*YOUR GOAL*: Among the records below, find each line that includes the string "actual" and copy it.

********************

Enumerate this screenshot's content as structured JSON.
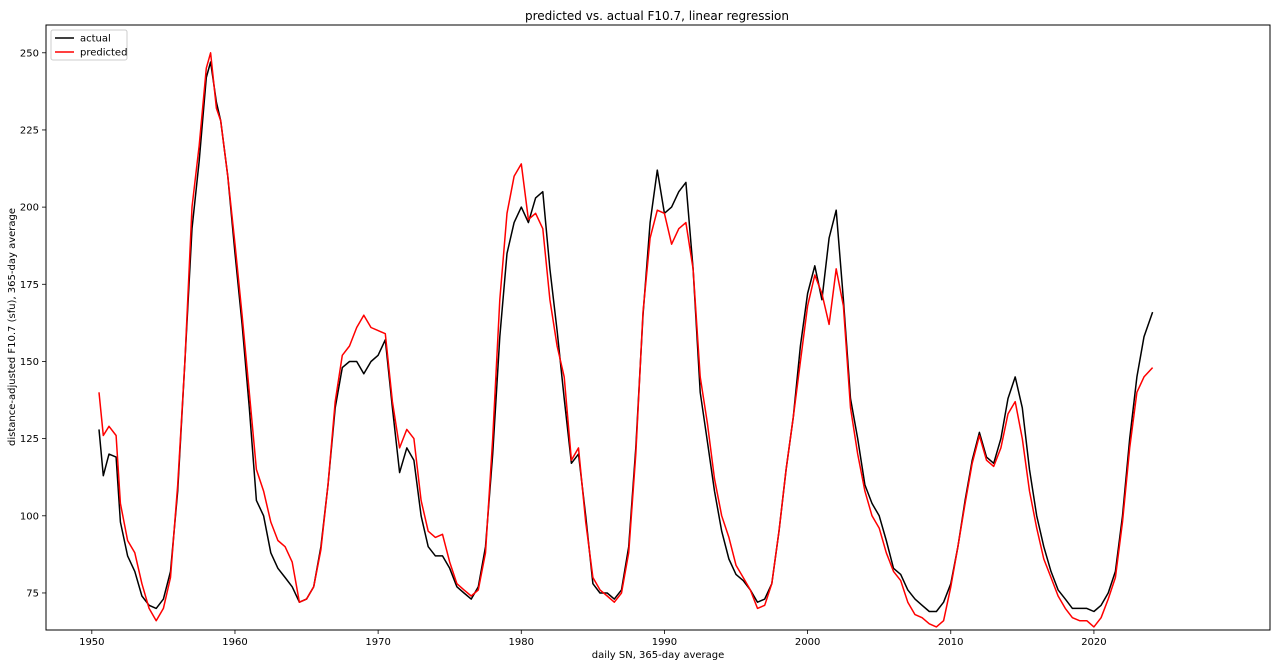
{
  "chart_data": {
    "type": "line",
    "title": "predicted vs. actual F10.7, linear regression",
    "xlabel": "daily SN, 365-day average",
    "ylabel": "distance-adjusted F10.7 (sfu), 365-day average",
    "xlim": [
      1946.8,
      2032.3
    ],
    "ylim": [
      63,
      259
    ],
    "xticks": [
      1950,
      1960,
      1970,
      1980,
      1990,
      2000,
      2010,
      2020
    ],
    "yticks": [
      75,
      100,
      125,
      150,
      175,
      200,
      225,
      250
    ],
    "legend_position": "upper-left",
    "grid": false,
    "series": [
      {
        "name": "actual",
        "color": "#000000",
        "points": [
          [
            1950.5,
            128
          ],
          [
            1950.8,
            113
          ],
          [
            1951.2,
            120
          ],
          [
            1951.7,
            119
          ],
          [
            1952.0,
            98
          ],
          [
            1952.5,
            87
          ],
          [
            1953.0,
            82
          ],
          [
            1953.5,
            74
          ],
          [
            1954.0,
            71
          ],
          [
            1954.5,
            70
          ],
          [
            1955.0,
            73
          ],
          [
            1955.5,
            82
          ],
          [
            1956.0,
            108
          ],
          [
            1956.5,
            150
          ],
          [
            1957.0,
            193
          ],
          [
            1957.5,
            215
          ],
          [
            1958.0,
            242
          ],
          [
            1958.3,
            247
          ],
          [
            1958.7,
            234
          ],
          [
            1959.0,
            228
          ],
          [
            1959.5,
            210
          ],
          [
            1960.0,
            185
          ],
          [
            1960.5,
            162
          ],
          [
            1961.0,
            135
          ],
          [
            1961.5,
            105
          ],
          [
            1962.0,
            100
          ],
          [
            1962.5,
            88
          ],
          [
            1963.0,
            83
          ],
          [
            1963.5,
            80
          ],
          [
            1964.0,
            77
          ],
          [
            1964.5,
            72
          ],
          [
            1965.0,
            73
          ],
          [
            1965.5,
            77
          ],
          [
            1966.0,
            90
          ],
          [
            1966.5,
            110
          ],
          [
            1967.0,
            135
          ],
          [
            1967.5,
            148
          ],
          [
            1968.0,
            150
          ],
          [
            1968.5,
            150
          ],
          [
            1969.0,
            146
          ],
          [
            1969.5,
            150
          ],
          [
            1970.0,
            152
          ],
          [
            1970.5,
            157
          ],
          [
            1971.0,
            135
          ],
          [
            1971.5,
            114
          ],
          [
            1972.0,
            122
          ],
          [
            1972.5,
            118
          ],
          [
            1973.0,
            100
          ],
          [
            1973.5,
            90
          ],
          [
            1974.0,
            87
          ],
          [
            1974.5,
            87
          ],
          [
            1975.0,
            83
          ],
          [
            1975.5,
            77
          ],
          [
            1976.0,
            75
          ],
          [
            1976.5,
            73
          ],
          [
            1977.0,
            77
          ],
          [
            1977.5,
            90
          ],
          [
            1978.0,
            120
          ],
          [
            1978.5,
            158
          ],
          [
            1979.0,
            185
          ],
          [
            1979.5,
            195
          ],
          [
            1980.0,
            200
          ],
          [
            1980.5,
            195
          ],
          [
            1981.0,
            203
          ],
          [
            1981.5,
            205
          ],
          [
            1982.0,
            180
          ],
          [
            1982.5,
            160
          ],
          [
            1983.0,
            138
          ],
          [
            1983.5,
            117
          ],
          [
            1984.0,
            120
          ],
          [
            1984.5,
            100
          ],
          [
            1985.0,
            78
          ],
          [
            1985.5,
            75
          ],
          [
            1986.0,
            75
          ],
          [
            1986.5,
            73
          ],
          [
            1987.0,
            76
          ],
          [
            1987.5,
            90
          ],
          [
            1988.0,
            122
          ],
          [
            1988.5,
            165
          ],
          [
            1989.0,
            195
          ],
          [
            1989.5,
            212
          ],
          [
            1990.0,
            198
          ],
          [
            1990.5,
            200
          ],
          [
            1991.0,
            205
          ],
          [
            1991.5,
            208
          ],
          [
            1992.0,
            180
          ],
          [
            1992.5,
            140
          ],
          [
            1993.0,
            124
          ],
          [
            1993.5,
            108
          ],
          [
            1994.0,
            95
          ],
          [
            1994.5,
            86
          ],
          [
            1995.0,
            81
          ],
          [
            1995.5,
            79
          ],
          [
            1996.0,
            76
          ],
          [
            1996.5,
            72
          ],
          [
            1997.0,
            73
          ],
          [
            1997.5,
            78
          ],
          [
            1998.0,
            95
          ],
          [
            1998.5,
            115
          ],
          [
            1999.0,
            132
          ],
          [
            1999.5,
            155
          ],
          [
            2000.0,
            172
          ],
          [
            2000.5,
            181
          ],
          [
            2001.0,
            170
          ],
          [
            2001.5,
            190
          ],
          [
            2002.0,
            199
          ],
          [
            2002.5,
            170
          ],
          [
            2003.0,
            138
          ],
          [
            2003.5,
            125
          ],
          [
            2004.0,
            110
          ],
          [
            2004.5,
            104
          ],
          [
            2005.0,
            100
          ],
          [
            2005.5,
            92
          ],
          [
            2006.0,
            83
          ],
          [
            2006.5,
            81
          ],
          [
            2007.0,
            76
          ],
          [
            2007.5,
            73
          ],
          [
            2008.0,
            71
          ],
          [
            2008.5,
            69
          ],
          [
            2009.0,
            69
          ],
          [
            2009.5,
            72
          ],
          [
            2010.0,
            78
          ],
          [
            2010.5,
            90
          ],
          [
            2011.0,
            105
          ],
          [
            2011.5,
            118
          ],
          [
            2012.0,
            127
          ],
          [
            2012.5,
            119
          ],
          [
            2013.0,
            117
          ],
          [
            2013.5,
            125
          ],
          [
            2014.0,
            138
          ],
          [
            2014.5,
            145
          ],
          [
            2015.0,
            135
          ],
          [
            2015.5,
            115
          ],
          [
            2016.0,
            100
          ],
          [
            2016.5,
            90
          ],
          [
            2017.0,
            82
          ],
          [
            2017.5,
            76
          ],
          [
            2018.0,
            73
          ],
          [
            2018.5,
            70
          ],
          [
            2019.0,
            70
          ],
          [
            2019.5,
            70
          ],
          [
            2020.0,
            69
          ],
          [
            2020.5,
            71
          ],
          [
            2021.0,
            75
          ],
          [
            2021.5,
            82
          ],
          [
            2022.0,
            100
          ],
          [
            2022.5,
            125
          ],
          [
            2023.0,
            145
          ],
          [
            2023.5,
            158
          ],
          [
            2024.1,
            166
          ]
        ]
      },
      {
        "name": "predicted",
        "color": "#ff0000",
        "points": [
          [
            1950.5,
            140
          ],
          [
            1950.8,
            126
          ],
          [
            1951.2,
            129
          ],
          [
            1951.7,
            126
          ],
          [
            1952.0,
            104
          ],
          [
            1952.5,
            92
          ],
          [
            1953.0,
            88
          ],
          [
            1953.5,
            78
          ],
          [
            1954.0,
            70
          ],
          [
            1954.5,
            66
          ],
          [
            1955.0,
            70
          ],
          [
            1955.5,
            80
          ],
          [
            1956.0,
            110
          ],
          [
            1956.5,
            150
          ],
          [
            1957.0,
            200
          ],
          [
            1957.5,
            220
          ],
          [
            1958.0,
            245
          ],
          [
            1958.3,
            250
          ],
          [
            1958.7,
            232
          ],
          [
            1959.0,
            228
          ],
          [
            1959.5,
            210
          ],
          [
            1960.0,
            188
          ],
          [
            1960.5,
            165
          ],
          [
            1961.0,
            140
          ],
          [
            1961.5,
            115
          ],
          [
            1962.0,
            108
          ],
          [
            1962.5,
            98
          ],
          [
            1963.0,
            92
          ],
          [
            1963.5,
            90
          ],
          [
            1964.0,
            85
          ],
          [
            1964.5,
            72
          ],
          [
            1965.0,
            73
          ],
          [
            1965.5,
            77
          ],
          [
            1966.0,
            89
          ],
          [
            1966.5,
            110
          ],
          [
            1967.0,
            137
          ],
          [
            1967.5,
            152
          ],
          [
            1968.0,
            155
          ],
          [
            1968.5,
            161
          ],
          [
            1969.0,
            165
          ],
          [
            1969.5,
            161
          ],
          [
            1970.0,
            160
          ],
          [
            1970.5,
            159
          ],
          [
            1971.0,
            137
          ],
          [
            1971.5,
            122
          ],
          [
            1972.0,
            128
          ],
          [
            1972.5,
            125
          ],
          [
            1973.0,
            105
          ],
          [
            1973.5,
            95
          ],
          [
            1974.0,
            93
          ],
          [
            1974.5,
            94
          ],
          [
            1975.0,
            85
          ],
          [
            1975.5,
            78
          ],
          [
            1976.0,
            76
          ],
          [
            1976.5,
            74
          ],
          [
            1977.0,
            76
          ],
          [
            1977.5,
            88
          ],
          [
            1978.0,
            125
          ],
          [
            1978.5,
            170
          ],
          [
            1979.0,
            198
          ],
          [
            1979.5,
            210
          ],
          [
            1980.0,
            214
          ],
          [
            1980.5,
            196
          ],
          [
            1981.0,
            198
          ],
          [
            1981.5,
            193
          ],
          [
            1982.0,
            170
          ],
          [
            1982.5,
            155
          ],
          [
            1983.0,
            145
          ],
          [
            1983.5,
            118
          ],
          [
            1984.0,
            122
          ],
          [
            1984.5,
            98
          ],
          [
            1985.0,
            80
          ],
          [
            1985.5,
            76
          ],
          [
            1986.0,
            74
          ],
          [
            1986.5,
            72
          ],
          [
            1987.0,
            75
          ],
          [
            1987.5,
            88
          ],
          [
            1988.0,
            120
          ],
          [
            1988.5,
            166
          ],
          [
            1989.0,
            190
          ],
          [
            1989.5,
            199
          ],
          [
            1990.0,
            198
          ],
          [
            1990.5,
            188
          ],
          [
            1991.0,
            193
          ],
          [
            1991.5,
            195
          ],
          [
            1992.0,
            180
          ],
          [
            1992.5,
            145
          ],
          [
            1993.0,
            130
          ],
          [
            1993.5,
            112
          ],
          [
            1994.0,
            100
          ],
          [
            1994.5,
            93
          ],
          [
            1995.0,
            84
          ],
          [
            1995.5,
            80
          ],
          [
            1996.0,
            76
          ],
          [
            1996.5,
            70
          ],
          [
            1997.0,
            71
          ],
          [
            1997.5,
            78
          ],
          [
            1998.0,
            95
          ],
          [
            1998.5,
            115
          ],
          [
            1999.0,
            132
          ],
          [
            1999.5,
            150
          ],
          [
            2000.0,
            168
          ],
          [
            2000.5,
            178
          ],
          [
            2001.0,
            172
          ],
          [
            2001.5,
            162
          ],
          [
            2002.0,
            180
          ],
          [
            2002.5,
            168
          ],
          [
            2003.0,
            135
          ],
          [
            2003.5,
            120
          ],
          [
            2004.0,
            108
          ],
          [
            2004.5,
            100
          ],
          [
            2005.0,
            96
          ],
          [
            2005.5,
            88
          ],
          [
            2006.0,
            82
          ],
          [
            2006.5,
            79
          ],
          [
            2007.0,
            72
          ],
          [
            2007.5,
            68
          ],
          [
            2008.0,
            67
          ],
          [
            2008.5,
            65
          ],
          [
            2009.0,
            64
          ],
          [
            2009.5,
            66
          ],
          [
            2010.0,
            77
          ],
          [
            2010.5,
            90
          ],
          [
            2011.0,
            104
          ],
          [
            2011.5,
            117
          ],
          [
            2012.0,
            126
          ],
          [
            2012.5,
            118
          ],
          [
            2013.0,
            116
          ],
          [
            2013.5,
            122
          ],
          [
            2014.0,
            133
          ],
          [
            2014.5,
            137
          ],
          [
            2015.0,
            125
          ],
          [
            2015.5,
            108
          ],
          [
            2016.0,
            96
          ],
          [
            2016.5,
            86
          ],
          [
            2017.0,
            80
          ],
          [
            2017.5,
            74
          ],
          [
            2018.0,
            70
          ],
          [
            2018.5,
            67
          ],
          [
            2019.0,
            66
          ],
          [
            2019.5,
            66
          ],
          [
            2020.0,
            64
          ],
          [
            2020.5,
            67
          ],
          [
            2021.0,
            73
          ],
          [
            2021.5,
            80
          ],
          [
            2022.0,
            98
          ],
          [
            2022.5,
            122
          ],
          [
            2023.0,
            140
          ],
          [
            2023.5,
            145
          ],
          [
            2024.1,
            148
          ]
        ]
      }
    ]
  }
}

********************

*TASK RESULT*:
    "title": "predicted vs. actual F10.7, linear regression",
        "name": "actual",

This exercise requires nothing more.